Collected data entries:
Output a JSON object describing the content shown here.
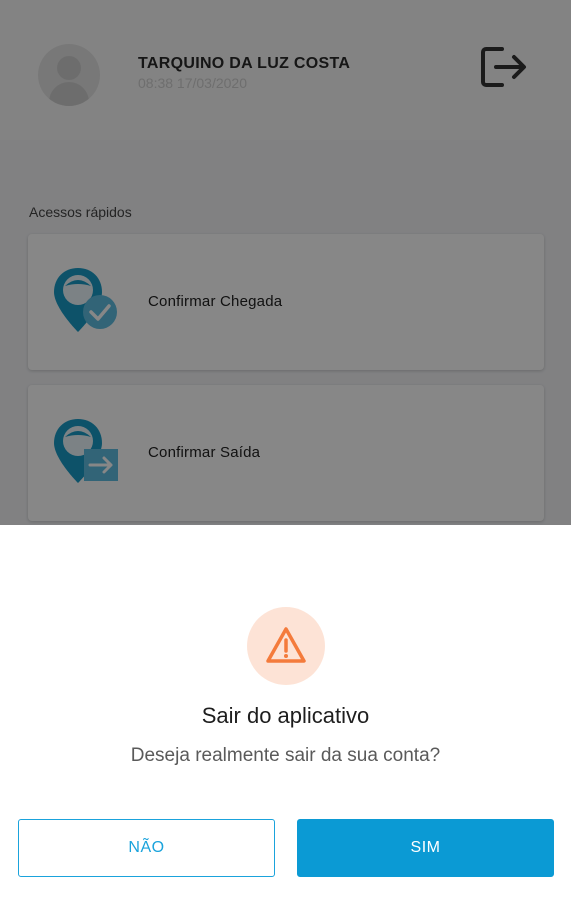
{
  "user": {
    "name": "TARQUINO DA LUZ COSTA",
    "datetime": "08:38 17/03/2020"
  },
  "header": {
    "logout_icon": "logout-icon"
  },
  "quick_access": {
    "label": "Acessos rápidos",
    "items": [
      {
        "label": "Confirmar Chegada",
        "icon": "location-check-icon"
      },
      {
        "label": "Confirmar Saída",
        "icon": "location-exit-icon"
      }
    ]
  },
  "dialog": {
    "icon": "warning-icon",
    "title": "Sair do aplicativo",
    "message": "Deseja realmente sair da sua conta?",
    "cancel_label": "NÃO",
    "confirm_label": "SIM"
  },
  "colors": {
    "accent": "#0b9ad4",
    "warning": "#f47b3c",
    "warning_bg": "#fde3d6",
    "icon_teal": "#1a9cc6"
  }
}
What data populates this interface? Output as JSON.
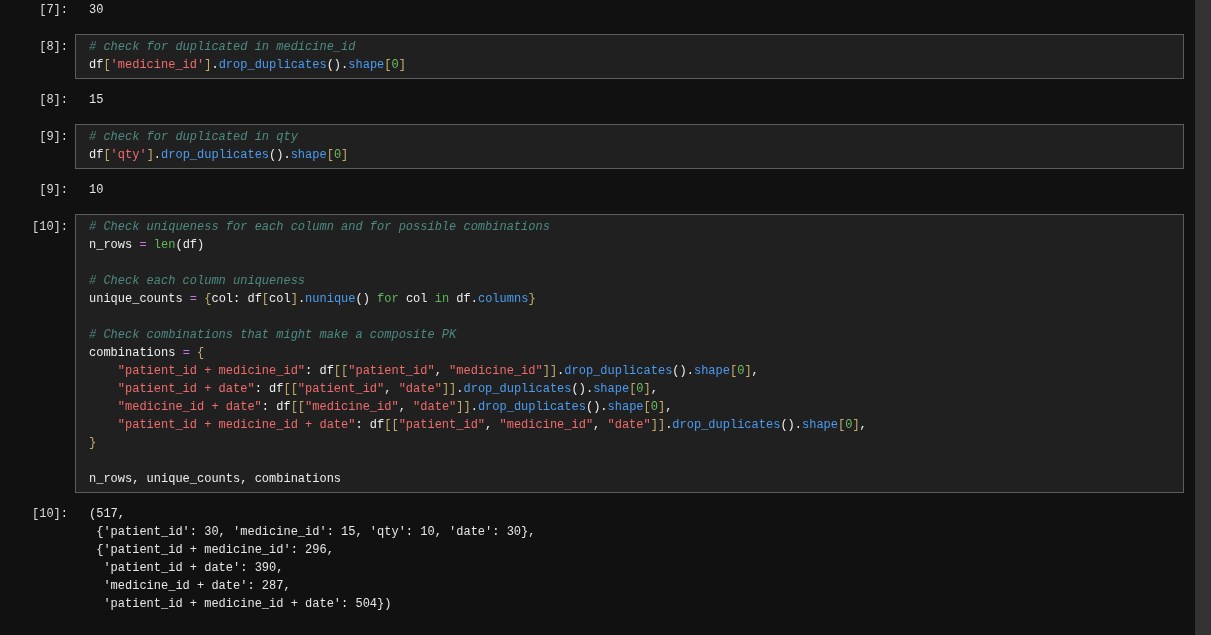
{
  "cells": [
    {
      "kind": "output",
      "prompt": "[7]:",
      "lines": [
        "30"
      ]
    },
    {
      "kind": "input",
      "prompt": "[8]:",
      "blocks": [
        {
          "lines": [
            {
              "tokens": [
                {
                  "kind": "comment",
                  "text": "# check for duplicated in medicine_id"
                }
              ]
            },
            {
              "tokens": [
                {
                  "kind": "name",
                  "text": "df"
                },
                {
                  "kind": "bracket",
                  "text": "["
                },
                {
                  "kind": "string",
                  "text": "'medicine_id'"
                },
                {
                  "kind": "bracket",
                  "text": "]"
                },
                {
                  "kind": "name",
                  "text": "."
                },
                {
                  "kind": "attr",
                  "text": "drop_duplicates"
                },
                {
                  "kind": "name",
                  "text": "()."
                },
                {
                  "kind": "attr",
                  "text": "shape"
                },
                {
                  "kind": "bracket",
                  "text": "["
                },
                {
                  "kind": "number",
                  "text": "0"
                },
                {
                  "kind": "bracket",
                  "text": "]"
                }
              ]
            }
          ]
        }
      ]
    },
    {
      "kind": "output",
      "prompt": "[8]:",
      "lines": [
        "15"
      ]
    },
    {
      "kind": "input",
      "prompt": "[9]:",
      "blocks": [
        {
          "lines": [
            {
              "tokens": [
                {
                  "kind": "comment",
                  "text": "# check for duplicated in qty"
                }
              ]
            },
            {
              "tokens": [
                {
                  "kind": "name",
                  "text": "df"
                },
                {
                  "kind": "bracket",
                  "text": "["
                },
                {
                  "kind": "string",
                  "text": "'qty'"
                },
                {
                  "kind": "bracket",
                  "text": "]"
                },
                {
                  "kind": "name",
                  "text": "."
                },
                {
                  "kind": "attr",
                  "text": "drop_duplicates"
                },
                {
                  "kind": "name",
                  "text": "()."
                },
                {
                  "kind": "attr",
                  "text": "shape"
                },
                {
                  "kind": "bracket",
                  "text": "["
                },
                {
                  "kind": "number",
                  "text": "0"
                },
                {
                  "kind": "bracket",
                  "text": "]"
                }
              ]
            }
          ]
        }
      ]
    },
    {
      "kind": "output",
      "prompt": "[9]:",
      "lines": [
        "10"
      ]
    },
    {
      "kind": "input",
      "prompt": "[10]:",
      "blocks": [
        {
          "lines": [
            {
              "tokens": [
                {
                  "kind": "comment",
                  "text": "# Check uniqueness for each column and for possible combinations"
                }
              ]
            },
            {
              "tokens": [
                {
                  "kind": "name",
                  "text": "n_rows "
                },
                {
                  "kind": "operator",
                  "text": "= "
                },
                {
                  "kind": "builtin",
                  "text": "len"
                },
                {
                  "kind": "name",
                  "text": "(df)"
                }
              ]
            }
          ]
        },
        {
          "lines": [
            {
              "tokens": [
                {
                  "kind": "comment",
                  "text": "# Check each column uniqueness"
                }
              ]
            },
            {
              "tokens": [
                {
                  "kind": "name",
                  "text": "unique_counts "
                },
                {
                  "kind": "operator",
                  "text": "= "
                },
                {
                  "kind": "bracket",
                  "text": "{"
                },
                {
                  "kind": "name",
                  "text": "col: df"
                },
                {
                  "kind": "bracket",
                  "text": "["
                },
                {
                  "kind": "name",
                  "text": "col"
                },
                {
                  "kind": "bracket",
                  "text": "]"
                },
                {
                  "kind": "name",
                  "text": "."
                },
                {
                  "kind": "attr",
                  "text": "nunique"
                },
                {
                  "kind": "name",
                  "text": "() "
                },
                {
                  "kind": "keyword",
                  "text": "for"
                },
                {
                  "kind": "name",
                  "text": " col "
                },
                {
                  "kind": "keyword",
                  "text": "in"
                },
                {
                  "kind": "name",
                  "text": " df."
                },
                {
                  "kind": "attr",
                  "text": "columns"
                },
                {
                  "kind": "bracket",
                  "text": "}"
                }
              ]
            }
          ]
        },
        {
          "lines": [
            {
              "tokens": [
                {
                  "kind": "comment",
                  "text": "# Check combinations that might make a composite PK"
                }
              ]
            },
            {
              "tokens": [
                {
                  "kind": "name",
                  "text": "combinations "
                },
                {
                  "kind": "operator",
                  "text": "= "
                },
                {
                  "kind": "bracket",
                  "text": "{"
                }
              ]
            },
            {
              "indented": true,
              "tokens": [
                {
                  "kind": "string",
                  "text": "\"patient_id + medicine_id\""
                },
                {
                  "kind": "name",
                  "text": ": df"
                },
                {
                  "kind": "bracket",
                  "text": "[["
                },
                {
                  "kind": "string",
                  "text": "\"patient_id\""
                },
                {
                  "kind": "name",
                  "text": ", "
                },
                {
                  "kind": "string",
                  "text": "\"medicine_id\""
                },
                {
                  "kind": "bracket",
                  "text": "]]"
                },
                {
                  "kind": "name",
                  "text": "."
                },
                {
                  "kind": "attr",
                  "text": "drop_duplicates"
                },
                {
                  "kind": "name",
                  "text": "()."
                },
                {
                  "kind": "attr",
                  "text": "shape"
                },
                {
                  "kind": "bracket",
                  "text": "["
                },
                {
                  "kind": "number",
                  "text": "0"
                },
                {
                  "kind": "bracket",
                  "text": "]"
                },
                {
                  "kind": "name",
                  "text": ","
                }
              ]
            },
            {
              "indented": true,
              "tokens": [
                {
                  "kind": "string",
                  "text": "\"patient_id + date\""
                },
                {
                  "kind": "name",
                  "text": ": df"
                },
                {
                  "kind": "bracket",
                  "text": "[["
                },
                {
                  "kind": "string",
                  "text": "\"patient_id\""
                },
                {
                  "kind": "name",
                  "text": ", "
                },
                {
                  "kind": "string",
                  "text": "\"date\""
                },
                {
                  "kind": "bracket",
                  "text": "]]"
                },
                {
                  "kind": "name",
                  "text": "."
                },
                {
                  "kind": "attr",
                  "text": "drop_duplicates"
                },
                {
                  "kind": "name",
                  "text": "()."
                },
                {
                  "kind": "attr",
                  "text": "shape"
                },
                {
                  "kind": "bracket",
                  "text": "["
                },
                {
                  "kind": "number",
                  "text": "0"
                },
                {
                  "kind": "bracket",
                  "text": "]"
                },
                {
                  "kind": "name",
                  "text": ","
                }
              ]
            },
            {
              "indented": true,
              "tokens": [
                {
                  "kind": "string",
                  "text": "\"medicine_id + date\""
                },
                {
                  "kind": "name",
                  "text": ": df"
                },
                {
                  "kind": "bracket",
                  "text": "[["
                },
                {
                  "kind": "string",
                  "text": "\"medicine_id\""
                },
                {
                  "kind": "name",
                  "text": ", "
                },
                {
                  "kind": "string",
                  "text": "\"date\""
                },
                {
                  "kind": "bracket",
                  "text": "]]"
                },
                {
                  "kind": "name",
                  "text": "."
                },
                {
                  "kind": "attr",
                  "text": "drop_duplicates"
                },
                {
                  "kind": "name",
                  "text": "()."
                },
                {
                  "kind": "attr",
                  "text": "shape"
                },
                {
                  "kind": "bracket",
                  "text": "["
                },
                {
                  "kind": "number",
                  "text": "0"
                },
                {
                  "kind": "bracket",
                  "text": "]"
                },
                {
                  "kind": "name",
                  "text": ","
                }
              ]
            },
            {
              "indented": true,
              "tokens": [
                {
                  "kind": "string",
                  "text": "\"patient_id + medicine_id + date\""
                },
                {
                  "kind": "name",
                  "text": ": df"
                },
                {
                  "kind": "bracket",
                  "text": "[["
                },
                {
                  "kind": "string",
                  "text": "\"patient_id\""
                },
                {
                  "kind": "name",
                  "text": ", "
                },
                {
                  "kind": "string",
                  "text": "\"medicine_id\""
                },
                {
                  "kind": "name",
                  "text": ", "
                },
                {
                  "kind": "string",
                  "text": "\"date\""
                },
                {
                  "kind": "bracket",
                  "text": "]]"
                },
                {
                  "kind": "name",
                  "text": "."
                },
                {
                  "kind": "attr",
                  "text": "drop_duplicates"
                },
                {
                  "kind": "name",
                  "text": "()."
                },
                {
                  "kind": "attr",
                  "text": "shape"
                },
                {
                  "kind": "bracket",
                  "text": "["
                },
                {
                  "kind": "number",
                  "text": "0"
                },
                {
                  "kind": "bracket",
                  "text": "]"
                },
                {
                  "kind": "name",
                  "text": ","
                }
              ]
            },
            {
              "tokens": [
                {
                  "kind": "bracket",
                  "text": "}"
                }
              ]
            }
          ]
        },
        {
          "lines": [
            {
              "tokens": [
                {
                  "kind": "name",
                  "text": "n_rows, unique_counts, combinations"
                }
              ]
            }
          ]
        }
      ]
    },
    {
      "kind": "output",
      "prompt": "[10]:",
      "lines": [
        "(517,",
        " {'patient_id': 30, 'medicine_id': 15, 'qty': 10, 'date': 30},",
        " {'patient_id + medicine_id': 296,",
        "  'patient_id + date': 390,",
        "  'medicine_id + date': 287,",
        "  'patient_id + medicine_id + date': 504})"
      ]
    }
  ]
}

INSTRUCTIONS TO FOLLOW: Note each line of the entries that has "uniqueness" in it, and copy those lines.

THE REPLY:
                  "text": "# Check uniqueness for each column and for possible combinations"
                  "text": "# Check each column uniqueness"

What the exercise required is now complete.